#### TASK INPUTS
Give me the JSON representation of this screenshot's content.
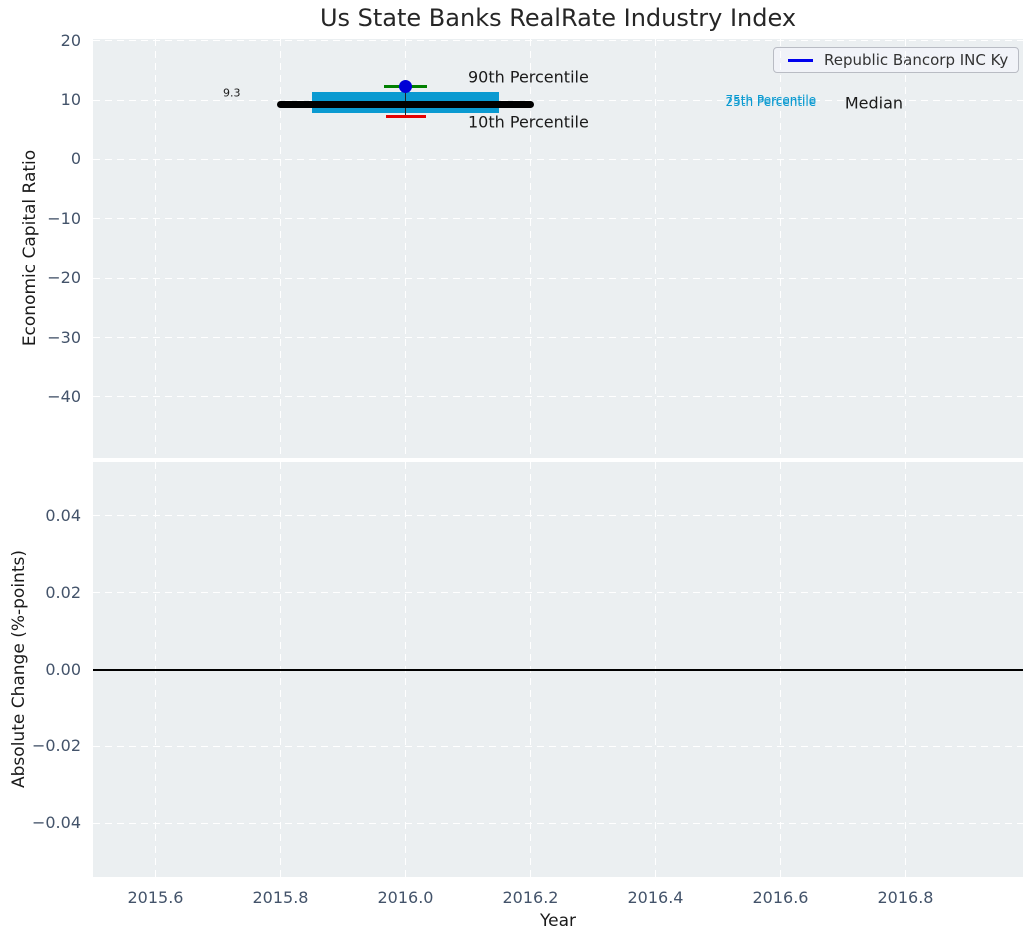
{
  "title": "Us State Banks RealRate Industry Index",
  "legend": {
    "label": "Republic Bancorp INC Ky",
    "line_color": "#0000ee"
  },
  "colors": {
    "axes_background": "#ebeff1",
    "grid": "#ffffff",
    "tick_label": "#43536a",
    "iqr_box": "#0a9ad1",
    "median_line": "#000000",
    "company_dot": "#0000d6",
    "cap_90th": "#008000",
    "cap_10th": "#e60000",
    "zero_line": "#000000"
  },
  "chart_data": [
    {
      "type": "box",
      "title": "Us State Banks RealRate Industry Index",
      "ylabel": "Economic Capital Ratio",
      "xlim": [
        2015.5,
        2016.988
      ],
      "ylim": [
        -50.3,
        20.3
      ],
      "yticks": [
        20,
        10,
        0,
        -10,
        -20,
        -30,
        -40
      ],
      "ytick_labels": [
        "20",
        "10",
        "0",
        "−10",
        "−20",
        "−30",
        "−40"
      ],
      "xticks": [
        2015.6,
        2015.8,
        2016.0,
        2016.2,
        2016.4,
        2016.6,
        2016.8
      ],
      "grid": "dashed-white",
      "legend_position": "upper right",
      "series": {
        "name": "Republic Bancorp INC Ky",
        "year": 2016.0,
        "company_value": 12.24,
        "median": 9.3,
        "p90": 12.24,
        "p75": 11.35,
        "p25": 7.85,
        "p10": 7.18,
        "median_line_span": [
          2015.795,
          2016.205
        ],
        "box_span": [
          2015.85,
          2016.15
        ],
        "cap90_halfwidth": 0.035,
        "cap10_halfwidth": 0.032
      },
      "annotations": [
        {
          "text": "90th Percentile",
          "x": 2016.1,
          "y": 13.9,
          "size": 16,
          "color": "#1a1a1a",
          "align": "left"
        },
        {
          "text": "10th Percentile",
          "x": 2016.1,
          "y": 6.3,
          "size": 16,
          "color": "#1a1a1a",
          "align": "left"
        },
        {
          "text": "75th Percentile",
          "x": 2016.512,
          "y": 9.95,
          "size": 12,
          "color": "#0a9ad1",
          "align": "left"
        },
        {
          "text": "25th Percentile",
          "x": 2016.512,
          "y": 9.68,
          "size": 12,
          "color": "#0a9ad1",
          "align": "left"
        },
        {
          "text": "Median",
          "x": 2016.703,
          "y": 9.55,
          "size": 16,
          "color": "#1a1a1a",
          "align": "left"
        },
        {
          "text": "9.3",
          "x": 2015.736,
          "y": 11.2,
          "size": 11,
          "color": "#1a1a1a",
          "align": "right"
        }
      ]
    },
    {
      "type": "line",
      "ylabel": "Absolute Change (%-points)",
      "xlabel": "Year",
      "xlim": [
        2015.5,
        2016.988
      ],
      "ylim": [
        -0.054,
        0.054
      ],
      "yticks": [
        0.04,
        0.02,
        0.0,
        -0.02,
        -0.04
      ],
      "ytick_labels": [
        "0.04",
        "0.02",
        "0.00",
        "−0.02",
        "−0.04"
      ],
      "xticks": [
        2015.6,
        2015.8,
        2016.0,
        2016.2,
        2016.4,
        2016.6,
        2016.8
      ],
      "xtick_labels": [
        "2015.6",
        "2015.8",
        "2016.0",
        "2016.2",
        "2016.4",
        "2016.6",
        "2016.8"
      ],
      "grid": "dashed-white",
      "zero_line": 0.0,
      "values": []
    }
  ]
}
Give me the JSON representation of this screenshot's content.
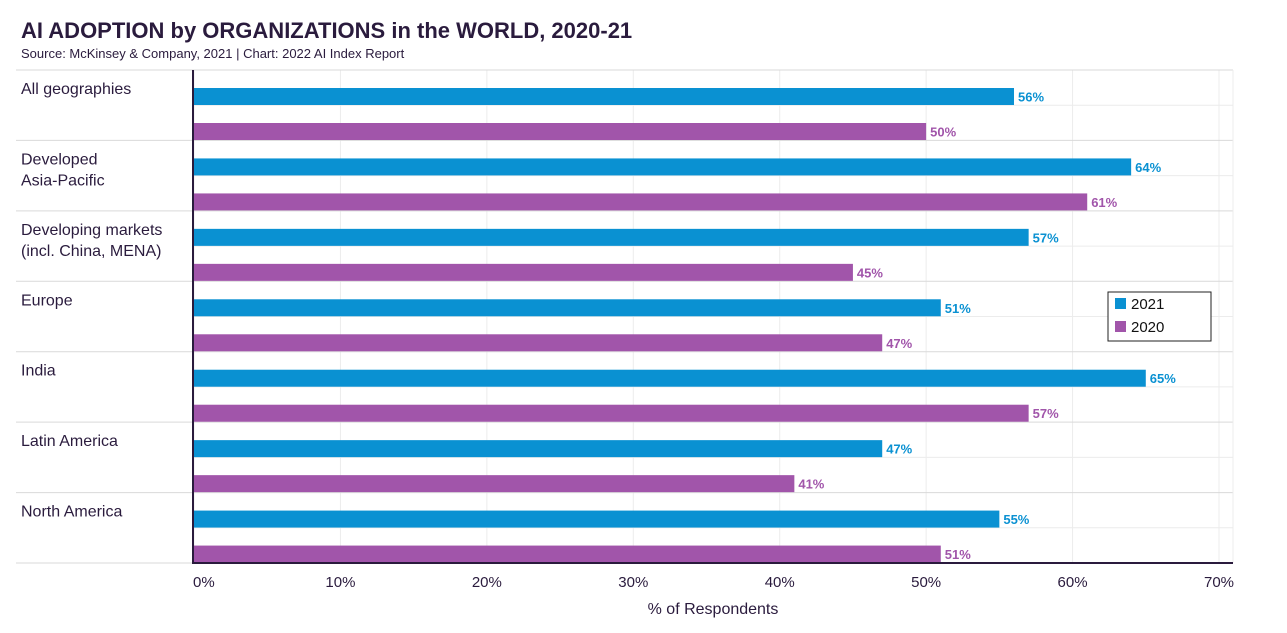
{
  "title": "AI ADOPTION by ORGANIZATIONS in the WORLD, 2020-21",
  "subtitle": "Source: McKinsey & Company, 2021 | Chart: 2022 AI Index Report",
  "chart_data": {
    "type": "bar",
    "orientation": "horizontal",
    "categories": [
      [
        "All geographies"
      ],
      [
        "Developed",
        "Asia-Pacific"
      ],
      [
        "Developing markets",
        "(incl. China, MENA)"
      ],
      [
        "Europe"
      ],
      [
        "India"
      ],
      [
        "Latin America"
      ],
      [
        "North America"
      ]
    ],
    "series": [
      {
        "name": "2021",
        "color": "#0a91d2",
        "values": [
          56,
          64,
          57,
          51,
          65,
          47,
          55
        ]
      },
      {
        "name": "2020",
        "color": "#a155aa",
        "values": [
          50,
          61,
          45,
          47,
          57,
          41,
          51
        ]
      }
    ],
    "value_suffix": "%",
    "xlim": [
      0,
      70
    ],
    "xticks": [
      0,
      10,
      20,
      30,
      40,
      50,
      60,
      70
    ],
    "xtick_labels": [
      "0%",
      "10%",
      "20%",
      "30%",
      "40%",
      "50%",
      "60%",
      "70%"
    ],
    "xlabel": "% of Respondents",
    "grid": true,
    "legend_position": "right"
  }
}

#### GOAL
Determine how many lines in the listing above hold the word "Banks", answering with the number only.

#### ANSWER FOR THIS EXERCISE
2